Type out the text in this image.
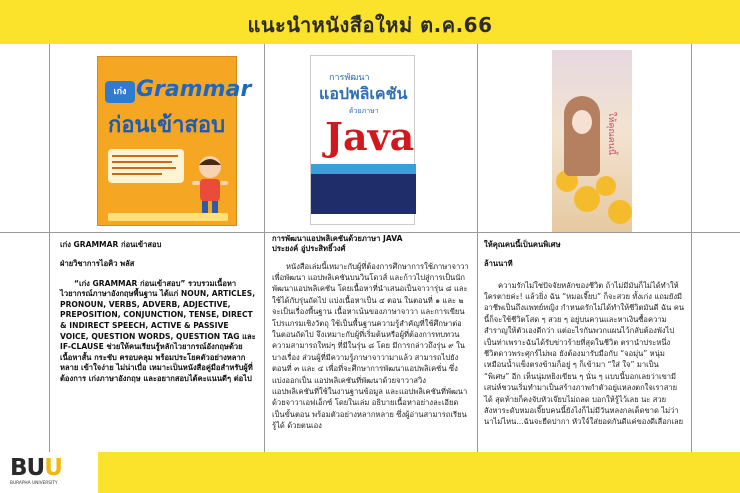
แนะนำหนังสือใหม่ ต.ค.66
เก่ง Grammar
ก่อนเข้าสอบ
การพัฒนา
แอปพลิเคชัน
ด้วยภาษา
Java	ให้คุณคนนี้
เก่ง GRAMMAR ก่อนเข้าสอบ
ฝ่ายวิชาการไอคิว พลัส
“เก่ง GRAMMAR ก่อนเข้าสอบ” รวบรวมเนื้อหาไวยากรณ์ภาษาอังกฤษพื้นฐาน ได้แก่ NOUN, ARTICLES, PRONOUN, VERBS, ADVERB, ADJECTIVE, PREPOSITION, CONJUNCTION, TENSE, DIRECT & INDIRECT SPEECH, ACTIVE & PASSIVE VOICE, QUESTION WORDS, QUESTION TAG และ IF-CLAUSE ช่วยให้คนเรียนรู้หลักไวยากรณ์อังกฤษด้วยเนื้อหาสั้น กระชับ ครอบคลุม พร้อมประโยคตัวอย่างหลากหลาย เข้าใจง่าย ไม่น่าเบื่อ เหมาะเป็นหนังสือคู่มือสำหรับผู้ที่ต้องการ เก่งภาษาอังกฤษ และอยากสอบได้คะแนนดีๆ ต่อไป
การพัฒนาแอปพลิเคชันด้วยภาษา JAVA
ประยงค์ อู่ประสิทธิ์วงศ์
หนังสือเล่มนี้เหมาะกับผู้ที่ต้องการศึกษาการใช้ภาษาจาวาเพื่อพัฒนา แอปพลิเคชันบนวินโดวส์ และก้าวไปสู่การเป็นนักพัฒนาแอปพลิเคชัน โดยเนื้อหาที่นำเสนอเป็นจาวารุ่น ๘ และใช้ได้กับรุ่นถัดไป แบ่งเนื้อหาเป็น ๔ ตอน ในตอนที่ ๑ และ ๒ จะเป็นเรื่องพื้นฐาน เนื้อหาเน้นของภาษาจาวา และการเขียนโปรแกรมเชิงวัตถุ ใช้เป็นพื้นฐานความรู้สำคัญที่ใช้ศึกษาต่อในตอนถัดไป จึงเหมาะกับผู้ที่เริ่มต้นหรือผู้ที่ต้องการทบทวนความสามารถใหม่ๆ ที่มีในรุ่น ๘ โดย มีการกล่าวถึงรุ่น ๙ ในบางเรื่อง ส่วนผู้ที่มีความรู้ภาษาจาวามาแล้ว สามารถไปยังตอนที่ ๓ และ ๔ เพื่อที่จะศึกษาการพัฒนาแอปพลิเคชั่น ซึ่งแบ่งออกเป็น แอปพลิเคชันที่พัฒนาด้วยจาวาสวิง แอปพลิเคชันที่ใช้ในงานฐานข้อมูล และแอปพลิเคชันที่พัฒนาด้วยจาวาเอฟเอ็กซ์ โดยในเล่ม อธิบายเนื้อหาอย่างละเอียด เป็นขั้นตอน พร้อมตัวอย่างหลากหลาย ซึ่งผู้อ่านสามารถเรียนรู้ได้ ด้วยตนเอง
ให้คุณคนนี้เป็นคนพิเศษ
ล้านนาที
ความรักไม่ใช่ปัจจัยหลักของชีวิต ถ้าไม่มีมันก็ไม่ได้ทำให้ใครตายค่ะ! แล้วยิ่ง ฉัน “หมอเจี๊ยบ” ก็จะสวย ทั้งเก่ง แถมยังมีอาชีพเป็นถึงแพทย์หญิง กำหนดรักไม่ได้ทำให้ชีวิตมันดี ฉัน คนนี้ก็จะใช้ชีวิตโสด ๆ สวย ๆ อยู่บนคานและหาเงินซื้อความสำราญให้ตัวเองดีกว่า แต่อะไรกันพวกแผนไว้กลับต้องพังไปเป็นท่าเพราะฉันได้รับข่าวร้ายที่สุดในชีวิต ตรานำประหนึ่งชีวิตดาวพระศุกร์ไม่พอ ยังต้องมารับมือกับ “จอมุ่น” หนุ่มเหมือนน้ำแข็งตรงข้ามก็อยู่ ๆ ก็เข้ามา “ใส่ ใจ” มาเป็น “พิเศษ” อีก เห็นนุ่มหยิงเขียน ๆ นั่น ๆ แบบนี้บอกเลยว่าเขามีเสน่ห์ชวนเริ่มทำมาเป็นสร้างภาพกำตัวอยู่แหลงตกใจเราสายได้ สุดท้ายก็คงจับหัวเจ๊ยบไม่ถลด บอกให้รู้ไว้เลย นะ สวยสังหาระดับหมอเจี๊ยบคนนี้ยังไงก็ไม่มีวันหลงกลเด็ดขาด ไม่ว่านาไม่ไหน...ฉันจะยืดปากา หัวใจ์ใส่ยอดกันดีแค่ของดีเลือกเลย
BUU
BURAPHA UNIVERSITY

▶ DIRECTIONS FOR THIS TASK: Repeat the material verbatim. Do not carry over any picture.

▶ ANSWER BELOW:
Type out the text in this image.
แนะนำหนังสือใหม่ ต.ค.66
เก่ง Grammar
ก่อนเข้าสอบ
การพัฒนา
แอปพลิเคชัน
ด้วยภาษา
Java	ให้คุณคนนี้
เก่ง GRAMMAR ก่อนเข้าสอบ
ฝ่ายวิชาการไอคิว พลัส
“เก่ง GRAMMAR ก่อนเข้าสอบ” รวบรวมเนื้อหาไวยากรณ์ภาษาอังกฤษพื้นฐาน ได้แก่ NOUN, ARTICLES, PRONOUN, VERBS, ADVERB, ADJECTIVE, PREPOSITION, CONJUNCTION, TENSE, DIRECT & INDIRECT SPEECH, ACTIVE & PASSIVE VOICE, QUESTION WORDS, QUESTION TAG และ IF-CLAUSE ช่วยให้คนเรียนรู้หลักไวยากรณ์อังกฤษด้วยเนื้อหาสั้น กระชับ ครอบคลุม พร้อมประโยคตัวอย่างหลากหลาย เข้าใจง่าย ไม่น่าเบื่อ เหมาะเป็นหนังสือคู่มือสำหรับผู้ที่ต้องการ เก่งภาษาอังกฤษ และอยากสอบได้คะแนนดีๆ ต่อไป
การพัฒนาแอปพลิเคชันด้วยภาษา JAVA
ประยงค์ อู่ประสิทธิ์วงศ์
หนังสือเล่มนี้เหมาะกับผู้ที่ต้องการศึกษาการใช้ภาษาจาวาเพื่อพัฒนา แอปพลิเคชันบนวินโดวส์ และก้าวไปสู่การเป็นนักพัฒนาแอปพลิเคชัน โดยเนื้อหาที่นำเสนอเป็นจาวารุ่น ๘ และใช้ได้กับรุ่นถัดไป แบ่งเนื้อหาเป็น ๔ ตอน ในตอนที่ ๑ และ ๒ จะเป็นเรื่องพื้นฐาน เนื้อหาเน้นของภาษาจาวา และการเขียนโปรแกรมเชิงวัตถุ ใช้เป็นพื้นฐานความรู้สำคัญที่ใช้ศึกษาต่อในตอนถัดไป จึงเหมาะกับผู้ที่เริ่มต้นหรือผู้ที่ต้องการทบทวนความสามารถใหม่ๆ ที่มีในรุ่น ๘ โดย มีการกล่าวถึงรุ่น ๙ ในบางเรื่อง ส่วนผู้ที่มีความรู้ภาษาจาวามาแล้ว สามารถไปยังตอนที่ ๓ และ ๔ เพื่อที่จะศึกษาการพัฒนาแอปพลิเคชั่น ซึ่งแบ่งออกเป็น แอปพลิเคชันที่พัฒนาด้วยจาวาสวิง แอปพลิเคชันที่ใช้ในงานฐานข้อมูล และแอปพลิเคชันที่พัฒนาด้วยจาวาเอฟเอ็กซ์ โดยในเล่ม อธิบายเนื้อหาอย่างละเอียด เป็นขั้นตอน พร้อมตัวอย่างหลากหลาย ซึ่งผู้อ่านสามารถเรียนรู้ได้ ด้วยตนเอง
ให้คุณคนนี้เป็นคนพิเศษ
ล้านนาที
ความรักไม่ใช่ปัจจัยหลักของชีวิต ถ้าไม่มีมันก็ไม่ได้ทำให้ใครตายค่ะ! แล้วยิ่ง ฉัน “หมอเจี๊ยบ” ก็จะสวย ทั้งเก่ง แถมยังมีอาชีพเป็นถึงแพทย์หญิง กำหนดรักไม่ได้ทำให้ชีวิตมันดี ฉัน คนนี้ก็จะใช้ชีวิตโสด ๆ สวย ๆ อยู่บนคานและหาเงินซื้อความสำราญให้ตัวเองดีกว่า แต่อะไรกันพวกแผนไว้กลับต้องพังไปเป็นท่าเพราะฉันได้รับข่าวร้ายที่สุดในชีวิต ตรานำประหนึ่งชีวิตดาวพระศุกร์ไม่พอ ยังต้องมารับมือกับ “จอมุ่น” หนุ่มเหมือนน้ำแข็งตรงข้ามก็อยู่ ๆ ก็เข้ามา “ใส่ ใจ” มาเป็น “พิเศษ” อีก เห็นนุ่มหยิงเขียน ๆ นั่น ๆ แบบนี้บอกเลยว่าเขามีเสน่ห์ชวนเริ่มทำมาเป็นสร้างภาพกำตัวอยู่แหลงตกใจเราสายได้ สุดท้ายก็คงจับหัวเจ๊ยบไม่ถลด บอกให้รู้ไว้เลย นะ สวยสังหาระดับหมอเจี๊ยบคนนี้ยังไงก็ไม่มีวันหลงกลเด็ดขาด ไม่ว่านาไม่ไหน...ฉันจะยืดปากา หัวใจ์ใส่ยอดกันดีแค่ของดีเลือกเลย
BUU
BURAPHA UNIVERSITY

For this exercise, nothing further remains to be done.